Begin Given data
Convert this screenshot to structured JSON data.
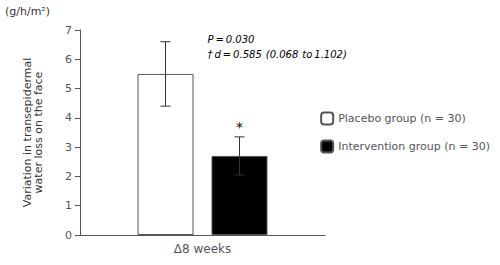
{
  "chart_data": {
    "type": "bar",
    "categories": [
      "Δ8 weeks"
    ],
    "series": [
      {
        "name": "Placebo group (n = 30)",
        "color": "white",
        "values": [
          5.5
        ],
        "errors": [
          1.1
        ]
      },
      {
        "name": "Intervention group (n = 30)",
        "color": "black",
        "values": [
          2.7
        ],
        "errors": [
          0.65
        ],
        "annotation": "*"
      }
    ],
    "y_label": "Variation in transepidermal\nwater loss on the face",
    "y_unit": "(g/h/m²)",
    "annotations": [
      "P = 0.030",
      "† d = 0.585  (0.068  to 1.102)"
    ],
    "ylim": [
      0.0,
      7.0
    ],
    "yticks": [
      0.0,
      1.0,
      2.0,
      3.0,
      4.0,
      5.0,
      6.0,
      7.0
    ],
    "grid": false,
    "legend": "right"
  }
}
End Given data
Begin Given data
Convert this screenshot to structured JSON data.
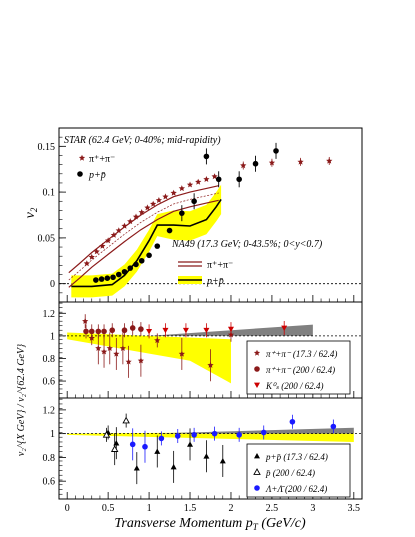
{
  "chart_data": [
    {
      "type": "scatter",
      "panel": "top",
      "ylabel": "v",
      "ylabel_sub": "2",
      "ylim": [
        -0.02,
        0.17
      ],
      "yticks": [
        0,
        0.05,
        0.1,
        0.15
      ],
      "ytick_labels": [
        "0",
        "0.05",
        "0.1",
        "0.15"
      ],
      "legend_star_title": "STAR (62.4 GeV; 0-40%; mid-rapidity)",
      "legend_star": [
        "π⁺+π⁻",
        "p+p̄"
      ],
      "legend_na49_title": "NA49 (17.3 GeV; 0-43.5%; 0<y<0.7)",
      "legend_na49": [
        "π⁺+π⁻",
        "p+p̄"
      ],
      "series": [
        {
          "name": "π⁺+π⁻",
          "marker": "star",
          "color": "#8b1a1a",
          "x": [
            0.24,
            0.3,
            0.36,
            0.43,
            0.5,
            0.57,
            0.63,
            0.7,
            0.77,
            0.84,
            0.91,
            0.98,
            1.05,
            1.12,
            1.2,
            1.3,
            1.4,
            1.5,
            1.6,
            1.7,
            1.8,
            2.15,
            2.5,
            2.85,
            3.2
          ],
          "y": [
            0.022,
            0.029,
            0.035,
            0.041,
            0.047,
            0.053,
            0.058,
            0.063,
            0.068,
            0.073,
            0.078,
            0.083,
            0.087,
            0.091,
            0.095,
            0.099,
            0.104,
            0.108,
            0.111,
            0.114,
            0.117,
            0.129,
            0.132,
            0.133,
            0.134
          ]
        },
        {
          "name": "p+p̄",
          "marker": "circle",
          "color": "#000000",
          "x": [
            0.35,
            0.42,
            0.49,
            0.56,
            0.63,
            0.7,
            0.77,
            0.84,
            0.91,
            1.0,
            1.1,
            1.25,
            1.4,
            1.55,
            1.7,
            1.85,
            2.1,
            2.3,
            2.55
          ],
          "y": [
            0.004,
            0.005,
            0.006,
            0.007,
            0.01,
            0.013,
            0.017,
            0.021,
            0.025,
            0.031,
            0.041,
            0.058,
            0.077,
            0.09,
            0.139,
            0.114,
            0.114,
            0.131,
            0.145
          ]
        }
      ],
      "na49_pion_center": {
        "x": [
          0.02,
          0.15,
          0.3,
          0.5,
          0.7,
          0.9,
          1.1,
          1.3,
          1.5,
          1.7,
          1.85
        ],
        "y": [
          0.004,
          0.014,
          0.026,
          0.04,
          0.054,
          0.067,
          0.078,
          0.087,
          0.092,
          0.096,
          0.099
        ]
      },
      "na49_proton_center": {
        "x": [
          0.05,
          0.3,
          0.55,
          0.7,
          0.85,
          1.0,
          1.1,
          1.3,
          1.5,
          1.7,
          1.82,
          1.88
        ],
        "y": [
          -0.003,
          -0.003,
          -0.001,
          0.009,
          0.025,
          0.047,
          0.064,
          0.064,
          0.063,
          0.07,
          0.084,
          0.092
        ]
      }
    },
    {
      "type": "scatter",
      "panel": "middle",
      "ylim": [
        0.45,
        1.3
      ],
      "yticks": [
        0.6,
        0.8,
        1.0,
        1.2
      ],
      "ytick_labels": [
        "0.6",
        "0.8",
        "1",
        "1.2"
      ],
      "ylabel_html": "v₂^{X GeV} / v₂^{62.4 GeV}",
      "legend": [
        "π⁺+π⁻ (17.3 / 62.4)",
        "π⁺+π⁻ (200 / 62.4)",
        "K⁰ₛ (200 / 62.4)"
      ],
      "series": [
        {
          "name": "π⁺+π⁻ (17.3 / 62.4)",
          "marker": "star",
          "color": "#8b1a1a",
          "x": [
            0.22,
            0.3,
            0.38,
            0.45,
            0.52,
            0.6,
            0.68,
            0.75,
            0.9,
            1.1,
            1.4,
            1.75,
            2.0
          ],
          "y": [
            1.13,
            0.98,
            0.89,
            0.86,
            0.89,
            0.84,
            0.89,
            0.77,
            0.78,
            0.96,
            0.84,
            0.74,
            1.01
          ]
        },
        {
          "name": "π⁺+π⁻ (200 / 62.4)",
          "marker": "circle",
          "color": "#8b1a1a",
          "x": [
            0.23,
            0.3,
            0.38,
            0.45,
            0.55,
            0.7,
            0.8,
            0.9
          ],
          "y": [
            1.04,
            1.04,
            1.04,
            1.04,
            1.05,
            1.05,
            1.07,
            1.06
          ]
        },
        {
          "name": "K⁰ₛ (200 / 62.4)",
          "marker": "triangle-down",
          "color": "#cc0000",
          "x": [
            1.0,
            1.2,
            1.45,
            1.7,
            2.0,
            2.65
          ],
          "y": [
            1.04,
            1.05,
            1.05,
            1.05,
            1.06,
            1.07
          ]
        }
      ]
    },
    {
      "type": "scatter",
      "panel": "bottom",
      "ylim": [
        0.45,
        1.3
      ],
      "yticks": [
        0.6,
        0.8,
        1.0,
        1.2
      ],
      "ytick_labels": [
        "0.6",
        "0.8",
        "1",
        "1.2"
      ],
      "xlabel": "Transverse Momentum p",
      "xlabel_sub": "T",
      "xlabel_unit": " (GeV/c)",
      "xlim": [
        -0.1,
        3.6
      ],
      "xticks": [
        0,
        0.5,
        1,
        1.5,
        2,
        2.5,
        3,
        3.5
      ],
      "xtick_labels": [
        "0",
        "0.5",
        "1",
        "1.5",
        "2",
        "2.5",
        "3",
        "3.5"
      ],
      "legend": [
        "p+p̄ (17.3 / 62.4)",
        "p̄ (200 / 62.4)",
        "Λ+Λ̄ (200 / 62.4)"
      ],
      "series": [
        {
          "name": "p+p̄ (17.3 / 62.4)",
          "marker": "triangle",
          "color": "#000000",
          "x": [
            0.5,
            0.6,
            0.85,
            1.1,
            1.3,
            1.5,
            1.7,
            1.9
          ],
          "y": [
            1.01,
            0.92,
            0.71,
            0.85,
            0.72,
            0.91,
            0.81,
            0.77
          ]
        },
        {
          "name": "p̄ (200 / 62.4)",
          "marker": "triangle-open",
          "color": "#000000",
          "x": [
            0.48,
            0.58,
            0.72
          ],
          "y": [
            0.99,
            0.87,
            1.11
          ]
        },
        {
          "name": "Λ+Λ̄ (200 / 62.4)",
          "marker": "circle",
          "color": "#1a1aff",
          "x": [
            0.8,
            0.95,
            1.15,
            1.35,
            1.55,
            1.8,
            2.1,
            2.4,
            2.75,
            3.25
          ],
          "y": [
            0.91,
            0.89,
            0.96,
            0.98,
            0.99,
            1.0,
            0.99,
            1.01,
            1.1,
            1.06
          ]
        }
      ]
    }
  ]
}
End Given data
* _Aim_: Go through the records above and copy every line with the word "triangle".

* _Finished answer_:
          "marker": "triangle-down",
          "marker": "triangle",
          "marker": "triangle-open",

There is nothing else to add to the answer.